Set task. Look through the data below. Show each line where the string "JSON" occurs.

>>>>

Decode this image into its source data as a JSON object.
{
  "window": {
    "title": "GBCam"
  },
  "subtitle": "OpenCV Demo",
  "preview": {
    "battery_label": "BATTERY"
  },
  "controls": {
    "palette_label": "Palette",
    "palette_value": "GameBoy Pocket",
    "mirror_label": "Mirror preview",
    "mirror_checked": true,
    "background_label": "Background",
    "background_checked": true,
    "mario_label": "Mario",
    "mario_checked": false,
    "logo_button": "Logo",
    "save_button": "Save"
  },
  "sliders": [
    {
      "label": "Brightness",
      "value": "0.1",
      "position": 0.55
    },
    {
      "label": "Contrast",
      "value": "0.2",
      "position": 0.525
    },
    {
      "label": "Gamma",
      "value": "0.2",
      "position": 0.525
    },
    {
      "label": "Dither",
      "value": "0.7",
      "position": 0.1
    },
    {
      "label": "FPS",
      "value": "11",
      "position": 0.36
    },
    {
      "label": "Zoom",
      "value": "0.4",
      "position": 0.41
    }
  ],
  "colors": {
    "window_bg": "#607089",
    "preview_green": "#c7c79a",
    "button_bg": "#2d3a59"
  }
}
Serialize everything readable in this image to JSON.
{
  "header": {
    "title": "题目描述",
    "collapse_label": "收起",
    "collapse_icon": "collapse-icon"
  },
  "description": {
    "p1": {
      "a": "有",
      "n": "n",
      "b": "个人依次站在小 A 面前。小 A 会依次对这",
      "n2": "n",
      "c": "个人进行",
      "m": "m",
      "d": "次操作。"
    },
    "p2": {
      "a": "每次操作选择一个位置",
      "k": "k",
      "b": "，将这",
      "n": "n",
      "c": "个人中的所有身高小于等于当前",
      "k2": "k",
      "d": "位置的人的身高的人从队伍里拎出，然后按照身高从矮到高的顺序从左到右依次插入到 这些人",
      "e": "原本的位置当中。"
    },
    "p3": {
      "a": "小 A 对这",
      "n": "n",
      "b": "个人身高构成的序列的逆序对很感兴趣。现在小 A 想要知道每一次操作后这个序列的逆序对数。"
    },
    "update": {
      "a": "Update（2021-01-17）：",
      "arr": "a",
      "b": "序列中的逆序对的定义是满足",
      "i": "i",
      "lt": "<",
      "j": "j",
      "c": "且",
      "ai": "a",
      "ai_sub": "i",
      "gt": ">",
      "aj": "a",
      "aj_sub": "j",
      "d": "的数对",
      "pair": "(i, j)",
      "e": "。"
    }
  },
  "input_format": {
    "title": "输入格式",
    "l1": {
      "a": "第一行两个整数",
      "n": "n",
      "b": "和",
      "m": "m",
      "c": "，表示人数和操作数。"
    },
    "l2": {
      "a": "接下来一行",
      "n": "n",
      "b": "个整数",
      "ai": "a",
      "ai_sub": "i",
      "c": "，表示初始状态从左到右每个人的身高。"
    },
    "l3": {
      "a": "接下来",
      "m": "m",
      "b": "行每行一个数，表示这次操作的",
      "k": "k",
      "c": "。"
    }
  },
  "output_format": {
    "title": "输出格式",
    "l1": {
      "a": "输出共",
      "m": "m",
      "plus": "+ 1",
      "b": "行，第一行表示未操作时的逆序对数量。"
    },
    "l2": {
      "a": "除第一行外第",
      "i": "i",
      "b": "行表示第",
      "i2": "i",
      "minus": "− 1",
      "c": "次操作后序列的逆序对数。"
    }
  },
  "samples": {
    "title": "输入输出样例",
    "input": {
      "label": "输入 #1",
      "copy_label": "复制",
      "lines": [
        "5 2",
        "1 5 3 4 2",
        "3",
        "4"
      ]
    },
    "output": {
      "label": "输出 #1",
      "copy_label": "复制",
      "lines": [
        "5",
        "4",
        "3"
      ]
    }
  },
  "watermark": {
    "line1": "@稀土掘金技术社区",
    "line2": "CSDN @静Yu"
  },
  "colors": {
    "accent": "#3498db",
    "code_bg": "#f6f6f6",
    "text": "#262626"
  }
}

<<<<
>>>>

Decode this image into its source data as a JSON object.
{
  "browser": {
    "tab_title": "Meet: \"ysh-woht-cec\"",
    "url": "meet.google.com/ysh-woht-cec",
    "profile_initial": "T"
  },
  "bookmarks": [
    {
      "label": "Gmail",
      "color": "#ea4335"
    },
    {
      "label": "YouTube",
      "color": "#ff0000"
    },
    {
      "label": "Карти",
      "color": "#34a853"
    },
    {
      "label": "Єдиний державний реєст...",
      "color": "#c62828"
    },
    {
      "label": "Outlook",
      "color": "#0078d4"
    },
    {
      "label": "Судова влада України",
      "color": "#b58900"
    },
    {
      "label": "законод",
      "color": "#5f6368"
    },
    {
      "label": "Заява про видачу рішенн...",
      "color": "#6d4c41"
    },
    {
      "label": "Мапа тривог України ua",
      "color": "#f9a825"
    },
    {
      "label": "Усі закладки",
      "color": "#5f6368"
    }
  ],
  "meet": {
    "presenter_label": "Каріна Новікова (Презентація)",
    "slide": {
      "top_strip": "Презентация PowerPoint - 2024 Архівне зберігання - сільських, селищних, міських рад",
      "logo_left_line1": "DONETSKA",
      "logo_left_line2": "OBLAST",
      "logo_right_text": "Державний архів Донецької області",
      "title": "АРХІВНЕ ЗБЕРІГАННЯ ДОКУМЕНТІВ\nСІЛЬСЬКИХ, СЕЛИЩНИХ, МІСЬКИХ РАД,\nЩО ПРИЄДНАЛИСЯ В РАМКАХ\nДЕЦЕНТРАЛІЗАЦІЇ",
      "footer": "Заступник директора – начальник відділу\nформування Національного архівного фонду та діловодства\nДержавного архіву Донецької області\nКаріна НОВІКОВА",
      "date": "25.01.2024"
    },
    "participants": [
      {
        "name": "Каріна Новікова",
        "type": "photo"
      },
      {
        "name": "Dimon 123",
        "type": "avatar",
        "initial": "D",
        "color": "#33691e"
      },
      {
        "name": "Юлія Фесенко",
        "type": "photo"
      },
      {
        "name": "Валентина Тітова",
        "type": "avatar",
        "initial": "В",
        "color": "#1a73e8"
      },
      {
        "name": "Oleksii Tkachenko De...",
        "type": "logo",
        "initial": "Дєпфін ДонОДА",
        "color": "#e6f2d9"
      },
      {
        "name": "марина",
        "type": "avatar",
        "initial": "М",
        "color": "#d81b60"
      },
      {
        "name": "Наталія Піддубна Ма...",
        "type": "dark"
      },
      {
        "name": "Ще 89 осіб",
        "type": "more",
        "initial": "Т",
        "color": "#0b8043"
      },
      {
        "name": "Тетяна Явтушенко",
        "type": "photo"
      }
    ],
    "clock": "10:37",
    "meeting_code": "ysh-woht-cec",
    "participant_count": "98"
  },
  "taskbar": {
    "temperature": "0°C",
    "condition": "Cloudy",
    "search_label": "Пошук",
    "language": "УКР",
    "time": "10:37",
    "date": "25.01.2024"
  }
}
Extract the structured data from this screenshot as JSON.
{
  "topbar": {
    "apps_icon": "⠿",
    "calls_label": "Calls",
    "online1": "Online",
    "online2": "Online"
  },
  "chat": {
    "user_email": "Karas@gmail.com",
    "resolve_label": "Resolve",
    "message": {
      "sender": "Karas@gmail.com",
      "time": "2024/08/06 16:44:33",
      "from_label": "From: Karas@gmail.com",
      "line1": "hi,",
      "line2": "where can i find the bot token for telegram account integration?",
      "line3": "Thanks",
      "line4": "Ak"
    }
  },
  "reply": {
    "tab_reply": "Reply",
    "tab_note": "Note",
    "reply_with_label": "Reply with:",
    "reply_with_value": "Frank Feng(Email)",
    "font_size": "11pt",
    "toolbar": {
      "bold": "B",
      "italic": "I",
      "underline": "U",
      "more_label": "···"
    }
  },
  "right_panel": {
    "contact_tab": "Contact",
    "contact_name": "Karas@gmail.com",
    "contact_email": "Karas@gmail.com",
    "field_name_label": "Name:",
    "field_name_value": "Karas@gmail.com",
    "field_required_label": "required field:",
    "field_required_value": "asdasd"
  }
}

<<<<
>>>>

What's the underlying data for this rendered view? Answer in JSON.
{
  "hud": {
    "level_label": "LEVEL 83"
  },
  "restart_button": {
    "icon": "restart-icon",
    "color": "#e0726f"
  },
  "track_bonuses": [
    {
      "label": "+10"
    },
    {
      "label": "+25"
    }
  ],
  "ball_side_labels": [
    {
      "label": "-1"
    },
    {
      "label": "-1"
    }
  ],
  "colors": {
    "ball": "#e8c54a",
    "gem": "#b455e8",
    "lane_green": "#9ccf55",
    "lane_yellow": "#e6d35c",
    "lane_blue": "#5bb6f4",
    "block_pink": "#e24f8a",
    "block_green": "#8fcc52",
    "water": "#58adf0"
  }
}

<<<<

Correct response.
Decode this image into its source data as a JSON object.
Serialize everything readable in this image to JSON.
Decode this image into its source data as a JSON object.
Extract the structured data from this screenshot as JSON.
What's the underlying data for this rendered view? Answer in JSON.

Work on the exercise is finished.